Look through the material below, count the lines containing the word "capita", and state only the count.

··· DATA SHOWN

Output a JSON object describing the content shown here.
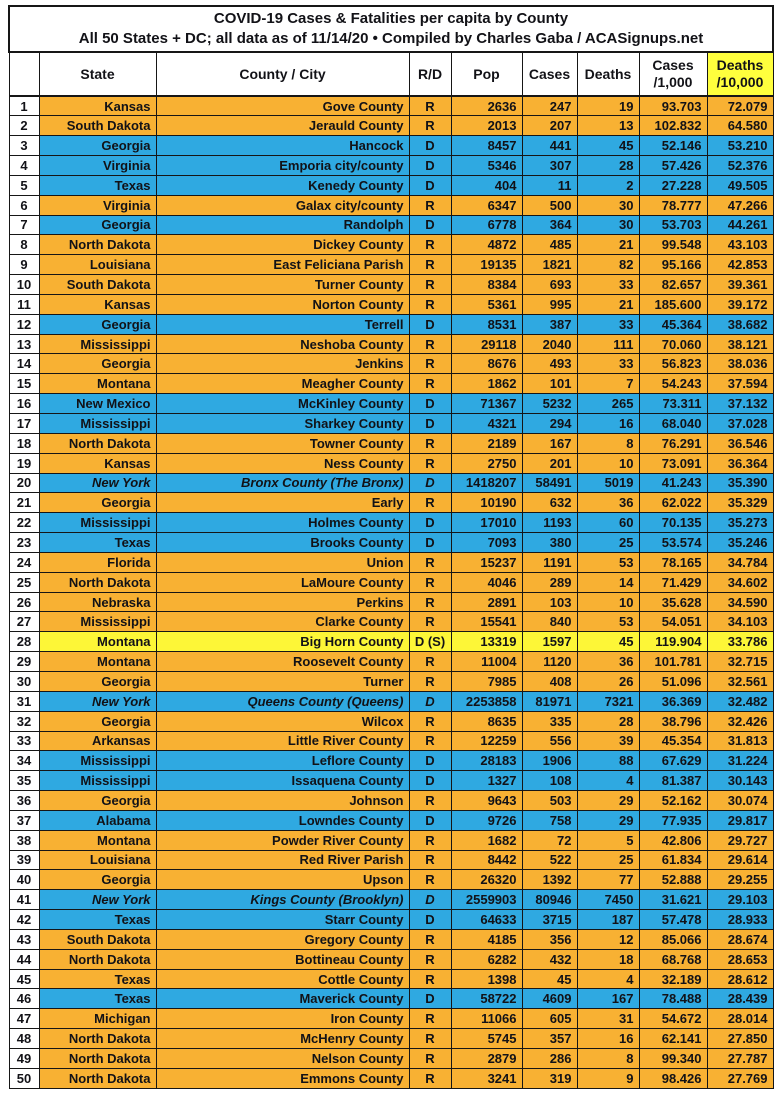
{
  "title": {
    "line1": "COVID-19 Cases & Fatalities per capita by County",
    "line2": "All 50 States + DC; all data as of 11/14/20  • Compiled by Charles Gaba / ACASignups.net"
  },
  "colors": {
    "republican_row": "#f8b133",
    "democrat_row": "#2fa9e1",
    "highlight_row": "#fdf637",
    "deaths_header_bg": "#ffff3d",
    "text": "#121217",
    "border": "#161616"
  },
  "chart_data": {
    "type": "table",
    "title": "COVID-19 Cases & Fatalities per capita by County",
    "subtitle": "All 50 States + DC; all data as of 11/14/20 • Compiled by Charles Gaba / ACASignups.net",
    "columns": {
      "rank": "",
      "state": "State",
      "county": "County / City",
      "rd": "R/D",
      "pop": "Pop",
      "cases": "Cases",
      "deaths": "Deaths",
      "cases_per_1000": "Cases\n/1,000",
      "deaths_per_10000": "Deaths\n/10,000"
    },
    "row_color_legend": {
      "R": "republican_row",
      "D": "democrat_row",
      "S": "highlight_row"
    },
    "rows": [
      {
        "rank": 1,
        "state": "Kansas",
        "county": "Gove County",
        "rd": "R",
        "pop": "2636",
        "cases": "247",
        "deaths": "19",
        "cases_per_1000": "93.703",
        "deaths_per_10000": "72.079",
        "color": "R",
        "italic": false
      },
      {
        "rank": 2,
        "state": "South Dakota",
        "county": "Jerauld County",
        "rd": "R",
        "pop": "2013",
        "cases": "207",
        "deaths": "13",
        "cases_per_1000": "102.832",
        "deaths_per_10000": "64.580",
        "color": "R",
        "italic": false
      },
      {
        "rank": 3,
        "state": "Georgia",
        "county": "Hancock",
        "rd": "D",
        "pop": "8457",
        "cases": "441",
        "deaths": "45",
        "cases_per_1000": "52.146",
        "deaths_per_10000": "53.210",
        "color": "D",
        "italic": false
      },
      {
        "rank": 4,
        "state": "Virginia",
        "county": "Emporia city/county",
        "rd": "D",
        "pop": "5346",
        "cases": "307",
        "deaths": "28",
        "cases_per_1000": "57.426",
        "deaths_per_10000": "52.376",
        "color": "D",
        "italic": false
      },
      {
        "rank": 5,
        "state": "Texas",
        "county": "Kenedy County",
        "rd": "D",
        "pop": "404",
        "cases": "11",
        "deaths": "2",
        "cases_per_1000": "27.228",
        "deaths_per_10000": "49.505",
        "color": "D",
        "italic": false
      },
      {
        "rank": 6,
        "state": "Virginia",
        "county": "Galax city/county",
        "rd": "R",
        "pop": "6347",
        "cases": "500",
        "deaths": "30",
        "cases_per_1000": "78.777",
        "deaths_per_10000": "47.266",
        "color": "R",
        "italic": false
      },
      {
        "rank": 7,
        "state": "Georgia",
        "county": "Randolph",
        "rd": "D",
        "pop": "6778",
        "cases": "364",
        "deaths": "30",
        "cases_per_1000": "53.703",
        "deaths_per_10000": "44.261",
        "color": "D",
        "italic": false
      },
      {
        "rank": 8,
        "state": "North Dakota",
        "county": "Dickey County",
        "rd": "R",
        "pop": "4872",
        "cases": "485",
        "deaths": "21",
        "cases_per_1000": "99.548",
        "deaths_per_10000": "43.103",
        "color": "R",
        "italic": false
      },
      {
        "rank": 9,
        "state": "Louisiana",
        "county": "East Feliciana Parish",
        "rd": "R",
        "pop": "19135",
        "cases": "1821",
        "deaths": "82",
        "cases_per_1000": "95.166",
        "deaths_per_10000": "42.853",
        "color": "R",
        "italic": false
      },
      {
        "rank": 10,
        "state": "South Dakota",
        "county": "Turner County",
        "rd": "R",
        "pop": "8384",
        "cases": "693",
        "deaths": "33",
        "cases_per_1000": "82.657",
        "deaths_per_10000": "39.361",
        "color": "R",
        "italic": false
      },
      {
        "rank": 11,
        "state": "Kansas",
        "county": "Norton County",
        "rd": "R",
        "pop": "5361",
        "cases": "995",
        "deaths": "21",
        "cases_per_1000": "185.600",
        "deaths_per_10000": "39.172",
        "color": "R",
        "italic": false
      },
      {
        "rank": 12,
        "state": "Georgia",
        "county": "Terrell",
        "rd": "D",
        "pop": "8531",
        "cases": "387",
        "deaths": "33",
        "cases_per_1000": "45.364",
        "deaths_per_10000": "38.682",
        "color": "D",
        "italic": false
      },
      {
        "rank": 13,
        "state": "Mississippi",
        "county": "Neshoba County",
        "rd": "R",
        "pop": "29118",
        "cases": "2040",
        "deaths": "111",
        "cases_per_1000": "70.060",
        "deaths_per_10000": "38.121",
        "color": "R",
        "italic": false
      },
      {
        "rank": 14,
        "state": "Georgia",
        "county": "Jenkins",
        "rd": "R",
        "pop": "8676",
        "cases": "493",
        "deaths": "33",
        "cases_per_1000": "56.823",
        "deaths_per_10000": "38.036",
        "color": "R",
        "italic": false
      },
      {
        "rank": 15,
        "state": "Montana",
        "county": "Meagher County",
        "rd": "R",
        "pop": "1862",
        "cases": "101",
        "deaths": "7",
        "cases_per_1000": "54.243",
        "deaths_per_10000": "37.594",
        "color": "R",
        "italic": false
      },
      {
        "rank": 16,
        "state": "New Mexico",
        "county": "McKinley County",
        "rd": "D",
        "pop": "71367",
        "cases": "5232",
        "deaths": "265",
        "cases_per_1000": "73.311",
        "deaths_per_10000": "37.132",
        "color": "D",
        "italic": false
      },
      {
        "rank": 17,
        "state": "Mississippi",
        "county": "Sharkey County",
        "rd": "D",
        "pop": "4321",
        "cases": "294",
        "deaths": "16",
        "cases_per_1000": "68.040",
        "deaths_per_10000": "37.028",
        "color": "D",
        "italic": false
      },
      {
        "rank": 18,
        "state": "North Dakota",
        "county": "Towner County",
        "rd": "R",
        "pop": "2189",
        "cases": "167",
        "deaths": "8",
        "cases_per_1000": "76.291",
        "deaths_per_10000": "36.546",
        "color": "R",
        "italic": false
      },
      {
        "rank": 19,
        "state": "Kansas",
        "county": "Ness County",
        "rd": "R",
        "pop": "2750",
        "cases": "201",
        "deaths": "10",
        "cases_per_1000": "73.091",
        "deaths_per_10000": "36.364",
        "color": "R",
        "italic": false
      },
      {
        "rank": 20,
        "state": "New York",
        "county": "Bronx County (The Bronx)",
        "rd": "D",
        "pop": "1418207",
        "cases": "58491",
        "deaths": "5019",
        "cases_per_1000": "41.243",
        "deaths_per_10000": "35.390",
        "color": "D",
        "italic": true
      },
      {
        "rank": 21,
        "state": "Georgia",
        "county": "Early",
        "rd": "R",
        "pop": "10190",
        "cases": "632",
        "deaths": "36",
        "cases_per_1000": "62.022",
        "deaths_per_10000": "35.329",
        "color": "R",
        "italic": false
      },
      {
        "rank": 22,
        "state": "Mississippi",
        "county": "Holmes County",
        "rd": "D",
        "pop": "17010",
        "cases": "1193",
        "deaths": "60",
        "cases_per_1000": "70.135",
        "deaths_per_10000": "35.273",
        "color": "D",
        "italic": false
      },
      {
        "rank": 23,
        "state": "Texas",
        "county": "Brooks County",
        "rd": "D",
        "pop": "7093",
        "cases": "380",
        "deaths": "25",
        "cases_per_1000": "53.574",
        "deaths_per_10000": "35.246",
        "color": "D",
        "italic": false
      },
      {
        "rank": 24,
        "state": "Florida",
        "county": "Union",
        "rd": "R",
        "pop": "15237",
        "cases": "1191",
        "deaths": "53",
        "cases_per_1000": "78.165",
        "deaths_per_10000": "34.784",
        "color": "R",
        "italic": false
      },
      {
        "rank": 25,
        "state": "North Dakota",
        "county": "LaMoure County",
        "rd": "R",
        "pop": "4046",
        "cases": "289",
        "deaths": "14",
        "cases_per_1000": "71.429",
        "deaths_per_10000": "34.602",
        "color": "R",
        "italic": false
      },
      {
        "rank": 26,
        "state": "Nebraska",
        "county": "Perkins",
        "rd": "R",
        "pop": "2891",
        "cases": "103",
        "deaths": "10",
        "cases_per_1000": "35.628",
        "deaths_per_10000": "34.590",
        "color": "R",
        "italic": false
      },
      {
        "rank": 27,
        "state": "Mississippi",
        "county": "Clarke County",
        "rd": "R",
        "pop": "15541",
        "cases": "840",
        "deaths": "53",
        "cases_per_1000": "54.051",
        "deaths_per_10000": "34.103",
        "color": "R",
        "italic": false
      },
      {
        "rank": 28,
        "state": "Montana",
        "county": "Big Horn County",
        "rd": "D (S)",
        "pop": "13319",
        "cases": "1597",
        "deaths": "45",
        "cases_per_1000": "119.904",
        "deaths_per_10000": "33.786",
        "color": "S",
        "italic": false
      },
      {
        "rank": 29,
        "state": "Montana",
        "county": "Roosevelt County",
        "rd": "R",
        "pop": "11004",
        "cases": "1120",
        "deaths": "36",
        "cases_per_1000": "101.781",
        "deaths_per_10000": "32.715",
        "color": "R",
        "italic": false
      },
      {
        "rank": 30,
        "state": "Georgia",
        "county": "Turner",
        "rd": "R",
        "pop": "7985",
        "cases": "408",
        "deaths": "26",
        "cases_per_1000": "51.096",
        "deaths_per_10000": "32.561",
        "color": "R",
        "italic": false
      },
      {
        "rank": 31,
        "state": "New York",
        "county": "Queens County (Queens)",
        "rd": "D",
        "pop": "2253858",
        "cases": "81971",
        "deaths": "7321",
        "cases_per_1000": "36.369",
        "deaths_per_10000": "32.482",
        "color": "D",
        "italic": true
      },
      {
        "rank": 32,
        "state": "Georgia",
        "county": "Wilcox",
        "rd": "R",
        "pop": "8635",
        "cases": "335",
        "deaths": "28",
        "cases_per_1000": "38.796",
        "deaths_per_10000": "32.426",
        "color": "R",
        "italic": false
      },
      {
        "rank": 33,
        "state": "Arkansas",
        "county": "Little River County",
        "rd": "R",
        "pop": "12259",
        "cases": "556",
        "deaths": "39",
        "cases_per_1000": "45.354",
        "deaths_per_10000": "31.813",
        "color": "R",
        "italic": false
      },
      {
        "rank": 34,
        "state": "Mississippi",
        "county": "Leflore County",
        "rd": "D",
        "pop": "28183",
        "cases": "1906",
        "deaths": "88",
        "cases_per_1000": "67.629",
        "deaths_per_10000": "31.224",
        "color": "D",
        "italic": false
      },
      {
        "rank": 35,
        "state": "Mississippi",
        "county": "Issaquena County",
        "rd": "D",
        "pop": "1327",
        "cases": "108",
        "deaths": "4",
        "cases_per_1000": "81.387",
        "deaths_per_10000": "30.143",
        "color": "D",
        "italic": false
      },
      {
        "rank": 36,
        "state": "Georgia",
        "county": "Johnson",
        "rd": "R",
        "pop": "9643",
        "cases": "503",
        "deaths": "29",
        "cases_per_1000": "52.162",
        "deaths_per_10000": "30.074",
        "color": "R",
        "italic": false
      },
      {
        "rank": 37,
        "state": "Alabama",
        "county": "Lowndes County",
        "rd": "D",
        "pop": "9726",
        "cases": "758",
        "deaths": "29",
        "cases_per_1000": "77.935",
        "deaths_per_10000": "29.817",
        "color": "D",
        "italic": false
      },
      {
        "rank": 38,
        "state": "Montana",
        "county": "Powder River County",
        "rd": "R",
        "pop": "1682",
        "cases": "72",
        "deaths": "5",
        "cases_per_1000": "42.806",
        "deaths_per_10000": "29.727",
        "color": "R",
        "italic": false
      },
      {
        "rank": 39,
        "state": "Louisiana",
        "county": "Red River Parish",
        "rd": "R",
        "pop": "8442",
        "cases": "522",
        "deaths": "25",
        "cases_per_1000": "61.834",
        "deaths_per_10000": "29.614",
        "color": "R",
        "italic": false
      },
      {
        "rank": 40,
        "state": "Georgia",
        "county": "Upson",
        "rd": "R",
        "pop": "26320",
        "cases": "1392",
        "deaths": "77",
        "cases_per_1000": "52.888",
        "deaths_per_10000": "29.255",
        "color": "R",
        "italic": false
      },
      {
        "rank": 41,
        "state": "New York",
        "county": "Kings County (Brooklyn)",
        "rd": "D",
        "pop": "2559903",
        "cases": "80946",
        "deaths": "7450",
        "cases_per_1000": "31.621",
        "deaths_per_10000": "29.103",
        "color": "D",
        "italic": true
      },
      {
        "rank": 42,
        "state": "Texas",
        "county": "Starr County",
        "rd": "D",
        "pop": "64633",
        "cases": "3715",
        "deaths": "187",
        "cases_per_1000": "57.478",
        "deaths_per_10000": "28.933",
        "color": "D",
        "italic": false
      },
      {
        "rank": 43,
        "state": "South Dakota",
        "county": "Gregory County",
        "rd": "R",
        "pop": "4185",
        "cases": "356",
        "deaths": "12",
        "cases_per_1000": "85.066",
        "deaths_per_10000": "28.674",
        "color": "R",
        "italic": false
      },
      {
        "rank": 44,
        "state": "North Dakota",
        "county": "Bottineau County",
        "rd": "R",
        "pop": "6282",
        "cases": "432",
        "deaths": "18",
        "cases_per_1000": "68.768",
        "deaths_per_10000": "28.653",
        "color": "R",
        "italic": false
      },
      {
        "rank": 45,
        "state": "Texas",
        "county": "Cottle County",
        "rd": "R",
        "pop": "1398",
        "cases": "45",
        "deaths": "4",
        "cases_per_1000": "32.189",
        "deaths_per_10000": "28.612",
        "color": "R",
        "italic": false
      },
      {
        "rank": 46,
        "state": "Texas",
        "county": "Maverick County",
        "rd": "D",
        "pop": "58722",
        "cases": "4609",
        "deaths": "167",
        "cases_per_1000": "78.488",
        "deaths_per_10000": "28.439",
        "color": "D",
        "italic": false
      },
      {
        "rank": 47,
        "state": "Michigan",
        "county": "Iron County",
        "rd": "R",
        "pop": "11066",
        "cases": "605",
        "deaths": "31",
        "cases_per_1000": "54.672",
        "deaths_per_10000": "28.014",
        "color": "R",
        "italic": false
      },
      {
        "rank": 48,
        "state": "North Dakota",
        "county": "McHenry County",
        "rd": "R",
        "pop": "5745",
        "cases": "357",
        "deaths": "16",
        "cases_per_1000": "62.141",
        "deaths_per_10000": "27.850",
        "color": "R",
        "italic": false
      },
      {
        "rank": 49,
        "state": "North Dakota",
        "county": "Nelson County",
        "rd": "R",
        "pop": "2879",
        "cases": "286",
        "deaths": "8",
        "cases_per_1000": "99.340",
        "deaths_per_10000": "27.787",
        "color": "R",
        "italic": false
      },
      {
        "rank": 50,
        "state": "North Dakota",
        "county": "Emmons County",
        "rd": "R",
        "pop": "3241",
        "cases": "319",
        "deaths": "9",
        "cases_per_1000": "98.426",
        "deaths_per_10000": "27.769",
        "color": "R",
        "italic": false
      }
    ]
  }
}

······

[THE ANSWER]: 2